- **TO BE DONE**: State how many lines contain the string "JSON", and write nothing else.

- **ENTRIES PROVIDED**:
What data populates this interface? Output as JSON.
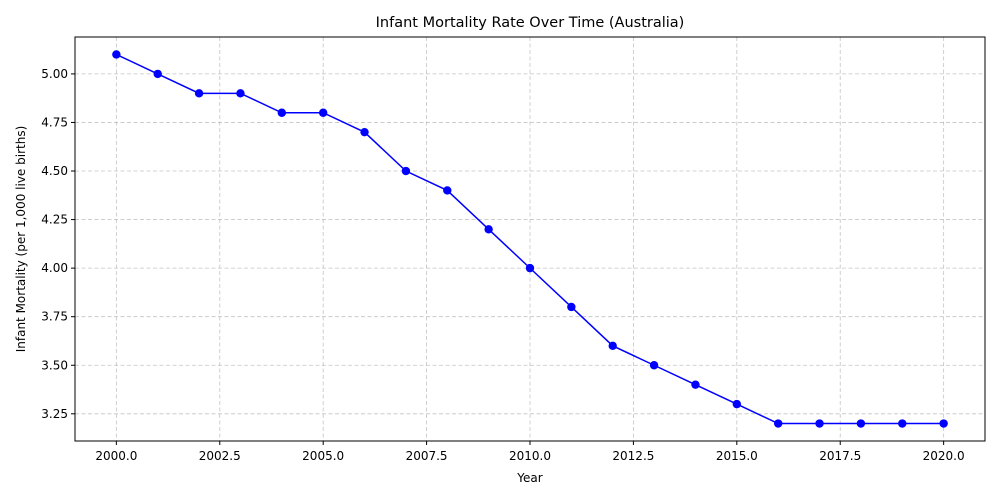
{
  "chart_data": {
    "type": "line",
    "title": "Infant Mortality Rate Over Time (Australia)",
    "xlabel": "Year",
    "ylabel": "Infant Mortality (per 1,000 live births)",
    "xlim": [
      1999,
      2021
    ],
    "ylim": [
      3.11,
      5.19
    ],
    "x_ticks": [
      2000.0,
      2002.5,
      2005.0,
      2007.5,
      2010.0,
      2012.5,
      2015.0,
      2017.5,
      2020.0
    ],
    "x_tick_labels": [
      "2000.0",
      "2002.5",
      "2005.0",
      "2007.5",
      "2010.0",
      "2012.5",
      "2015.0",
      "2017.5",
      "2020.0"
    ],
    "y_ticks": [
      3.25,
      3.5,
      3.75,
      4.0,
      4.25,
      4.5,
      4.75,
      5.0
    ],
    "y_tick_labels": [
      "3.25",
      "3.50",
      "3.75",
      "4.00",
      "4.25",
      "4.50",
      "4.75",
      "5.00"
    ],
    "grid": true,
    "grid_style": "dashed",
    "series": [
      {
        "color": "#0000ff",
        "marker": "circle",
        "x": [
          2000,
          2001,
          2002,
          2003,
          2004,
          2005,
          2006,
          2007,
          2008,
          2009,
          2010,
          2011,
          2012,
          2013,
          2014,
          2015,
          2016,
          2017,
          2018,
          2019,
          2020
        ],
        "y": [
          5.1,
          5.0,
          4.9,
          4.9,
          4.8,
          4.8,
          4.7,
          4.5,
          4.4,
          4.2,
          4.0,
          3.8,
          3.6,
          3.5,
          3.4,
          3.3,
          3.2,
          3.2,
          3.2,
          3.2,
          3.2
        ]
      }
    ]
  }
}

==

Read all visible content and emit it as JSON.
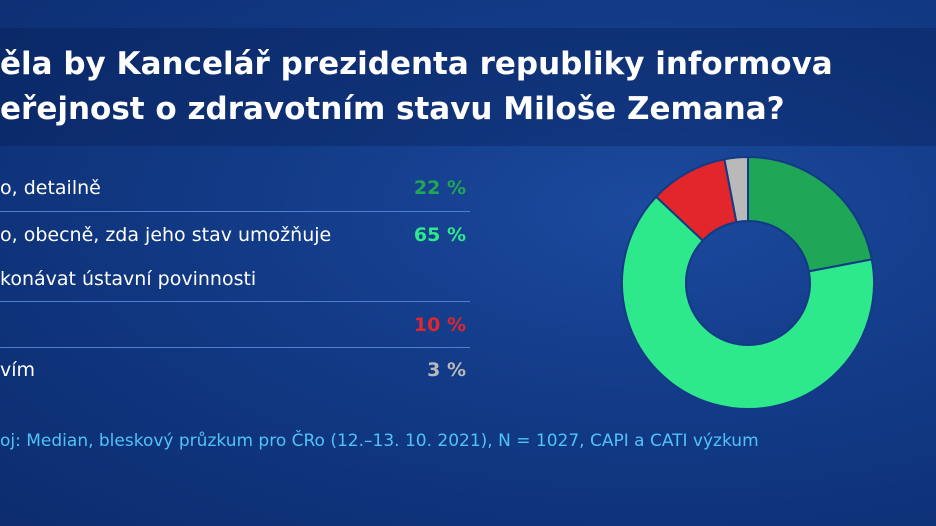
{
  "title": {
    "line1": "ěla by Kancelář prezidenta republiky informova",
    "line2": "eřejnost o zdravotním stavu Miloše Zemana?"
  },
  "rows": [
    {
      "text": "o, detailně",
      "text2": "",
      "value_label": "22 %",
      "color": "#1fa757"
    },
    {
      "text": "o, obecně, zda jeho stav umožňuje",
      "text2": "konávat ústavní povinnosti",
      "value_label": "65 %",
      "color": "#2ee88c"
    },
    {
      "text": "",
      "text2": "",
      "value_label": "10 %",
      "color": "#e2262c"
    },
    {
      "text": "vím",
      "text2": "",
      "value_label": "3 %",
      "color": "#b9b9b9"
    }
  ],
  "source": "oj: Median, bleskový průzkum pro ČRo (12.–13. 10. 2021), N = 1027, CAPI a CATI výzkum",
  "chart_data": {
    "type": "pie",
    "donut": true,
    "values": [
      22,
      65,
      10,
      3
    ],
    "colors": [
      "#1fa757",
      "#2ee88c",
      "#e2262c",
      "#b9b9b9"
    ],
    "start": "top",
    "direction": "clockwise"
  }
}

- **EXERCISE SOLUTION**: 2